• _THE TASK_:
In the material below, identify each line bearing the word "Tlak". Reproduce those lines.

• _Items from a dataset_:
******************************

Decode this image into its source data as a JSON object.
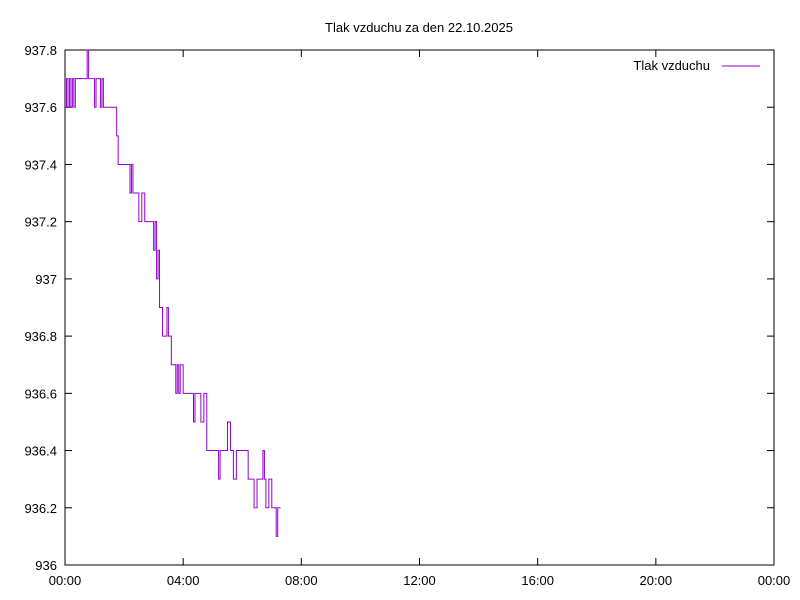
{
  "chart_data": {
    "type": "line",
    "title": "Tlak vzduchu za den 22.10.2025",
    "xlabel": "",
    "ylabel": "",
    "x_tick_labels": [
      "00:00",
      "04:00",
      "08:00",
      "12:00",
      "16:00",
      "20:00",
      "00:00"
    ],
    "y_tick_labels": [
      "936",
      "936.2",
      "936.4",
      "936.6",
      "936.8",
      "937",
      "937.2",
      "937.4",
      "937.6",
      "937.8"
    ],
    "x_unit": "hours",
    "xlim": [
      0,
      24
    ],
    "ylim": [
      936,
      937.8
    ],
    "grid": false,
    "legend_position": "top-right",
    "series": [
      {
        "name": "Tlak vzduchu",
        "color": "#9400d3",
        "x": [
          0.0,
          0.05,
          0.1,
          0.15,
          0.2,
          0.25,
          0.3,
          0.35,
          0.4,
          0.45,
          0.5,
          0.55,
          0.6,
          0.65,
          0.7,
          0.75,
          0.8,
          0.85,
          0.9,
          0.95,
          1.0,
          1.05,
          1.1,
          1.15,
          1.2,
          1.25,
          1.3,
          1.35,
          1.4,
          1.5,
          1.6,
          1.7,
          1.75,
          1.8,
          1.9,
          2.0,
          2.1,
          2.2,
          2.25,
          2.3,
          2.35,
          2.4,
          2.5,
          2.6,
          2.7,
          2.8,
          2.9,
          3.0,
          3.05,
          3.1,
          3.15,
          3.2,
          3.3,
          3.4,
          3.45,
          3.5,
          3.6,
          3.7,
          3.75,
          3.8,
          3.85,
          3.9,
          4.0,
          4.1,
          4.2,
          4.3,
          4.35,
          4.4,
          4.45,
          4.5,
          4.6,
          4.7,
          4.8,
          4.9,
          5.0,
          5.1,
          5.2,
          5.25,
          5.3,
          5.4,
          5.5,
          5.6,
          5.7,
          5.8,
          6.0,
          6.1,
          6.2,
          6.25,
          6.3,
          6.4,
          6.5,
          6.55,
          6.6,
          6.7,
          6.75,
          6.8,
          6.85,
          6.9,
          7.0,
          7.1,
          7.15,
          7.2,
          7.3
        ],
        "y": [
          937.6,
          937.7,
          937.6,
          937.7,
          937.6,
          937.7,
          937.6,
          937.7,
          937.7,
          937.7,
          937.7,
          937.7,
          937.7,
          937.7,
          937.7,
          937.8,
          937.7,
          937.7,
          937.7,
          937.7,
          937.6,
          937.7,
          937.7,
          937.7,
          937.6,
          937.7,
          937.6,
          937.6,
          937.6,
          937.6,
          937.6,
          937.6,
          937.5,
          937.4,
          937.4,
          937.4,
          937.4,
          937.3,
          937.4,
          937.3,
          937.3,
          937.3,
          937.2,
          937.3,
          937.2,
          937.2,
          937.2,
          937.1,
          937.2,
          937.0,
          937.1,
          936.9,
          936.8,
          936.8,
          936.9,
          936.8,
          936.7,
          936.7,
          936.6,
          936.7,
          936.6,
          936.7,
          936.6,
          936.6,
          936.6,
          936.6,
          936.5,
          936.6,
          936.6,
          936.6,
          936.5,
          936.6,
          936.4,
          936.4,
          936.4,
          936.4,
          936.3,
          936.4,
          936.4,
          936.4,
          936.5,
          936.4,
          936.3,
          936.4,
          936.4,
          936.4,
          936.3,
          936.3,
          936.3,
          936.2,
          936.3,
          936.3,
          936.3,
          936.4,
          936.3,
          936.2,
          936.2,
          936.3,
          936.2,
          936.2,
          936.1,
          936.2,
          936.2
        ]
      }
    ]
  }
}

******************************

• _RESPONSE_:
    "title": "Tlak vzduchu za den 22.10.2025",
        "name": "Tlak vzduchu",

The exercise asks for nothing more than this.